● Task requirements
• A. Summarize the filing cover page in two sentences.
• B. Echo the filing cover page word for word, from "Pursuant to Section 13" up to and including "Harbors Investment Corp.".

● Provided text

.....

UNITED STATES

SECURITIES AND EXCHANGE COMMISSION

Washington, DC 20549

 

 

Amendment No. 1

TO

FORM 8-K

ON

FORM 8-K/A

 

 

Current Report

Pursuant to Section 13 or 15(d) of the Securities Exchange Act of 1934

Date of Report (Date of earliest event reported): October 28, 2009

 

 

Two Harbors Investment Corp.

(Exact name of registrant as specified in its charter)

 

 

 

Maryland   001-34506   27-0312904

(State or other jurisdiction

of incorporation)

  (Commission File Number)  

(I.R.S. Employer

Identification No.)

601 Carlson Parkway, Suite 330

Minnetonka, MN 55305

(Address of principal executive offices)

(Zip Code)

Registrant’s telephone number, including area code: (612) 238-3300

Not Applicable

(Former name or former address, if changed since last report)

 

 

Check the appropriate box below if the Form 8-K filing is intended to simultaneously satisfy the filing obligation of the registrant under any of the following provisions:

 

¨ Written communications pursuant to Rule 425 under the Securities Act (17 CFR 230.425)

.....

(Records)
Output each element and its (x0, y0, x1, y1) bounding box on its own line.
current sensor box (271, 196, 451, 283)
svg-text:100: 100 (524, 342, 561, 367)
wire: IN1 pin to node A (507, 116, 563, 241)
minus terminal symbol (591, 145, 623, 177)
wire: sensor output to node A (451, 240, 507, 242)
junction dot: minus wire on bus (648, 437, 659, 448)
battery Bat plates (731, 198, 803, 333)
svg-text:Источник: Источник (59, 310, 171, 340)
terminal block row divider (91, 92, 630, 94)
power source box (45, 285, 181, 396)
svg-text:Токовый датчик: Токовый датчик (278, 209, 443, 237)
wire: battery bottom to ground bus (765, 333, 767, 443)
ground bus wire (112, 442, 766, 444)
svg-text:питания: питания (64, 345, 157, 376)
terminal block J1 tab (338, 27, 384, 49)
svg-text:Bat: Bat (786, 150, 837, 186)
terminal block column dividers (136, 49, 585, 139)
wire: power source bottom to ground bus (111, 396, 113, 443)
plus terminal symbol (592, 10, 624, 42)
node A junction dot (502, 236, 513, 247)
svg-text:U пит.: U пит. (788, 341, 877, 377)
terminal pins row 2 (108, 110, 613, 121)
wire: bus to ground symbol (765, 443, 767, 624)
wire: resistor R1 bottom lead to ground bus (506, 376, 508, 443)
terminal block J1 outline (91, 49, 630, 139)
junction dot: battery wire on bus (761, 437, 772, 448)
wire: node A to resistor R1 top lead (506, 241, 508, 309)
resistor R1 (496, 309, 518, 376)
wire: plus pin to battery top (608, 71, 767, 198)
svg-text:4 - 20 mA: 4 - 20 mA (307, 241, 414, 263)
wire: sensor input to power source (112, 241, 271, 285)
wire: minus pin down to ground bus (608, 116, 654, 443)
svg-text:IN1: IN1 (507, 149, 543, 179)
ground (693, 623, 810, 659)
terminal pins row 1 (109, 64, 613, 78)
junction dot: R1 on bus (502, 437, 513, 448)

.....

● Final answers
• A. This is Amendment No. 1 to a Form 8-K current report, filed on Form 8-K/A with the United States Securities and Exchange Commission under Section 13 or 15(d) of the Securities Exchange Act of 1934, with a date of report of October 28, 2009. The registrant is Two Harbors Investment Corp., incorporated in Maryland, with Commission File Number 001-34506 and principal executive offices at 601 Carlson Parkway, Suite 330, Minnetonka, MN 55305.

• B.
Pursuant to Section 13 or 15(d) of the Securities Exchange Act of 1934

Date of Report (Date of earliest event reported): October 28, 2009

 

 

Two Harbors Investment Corp.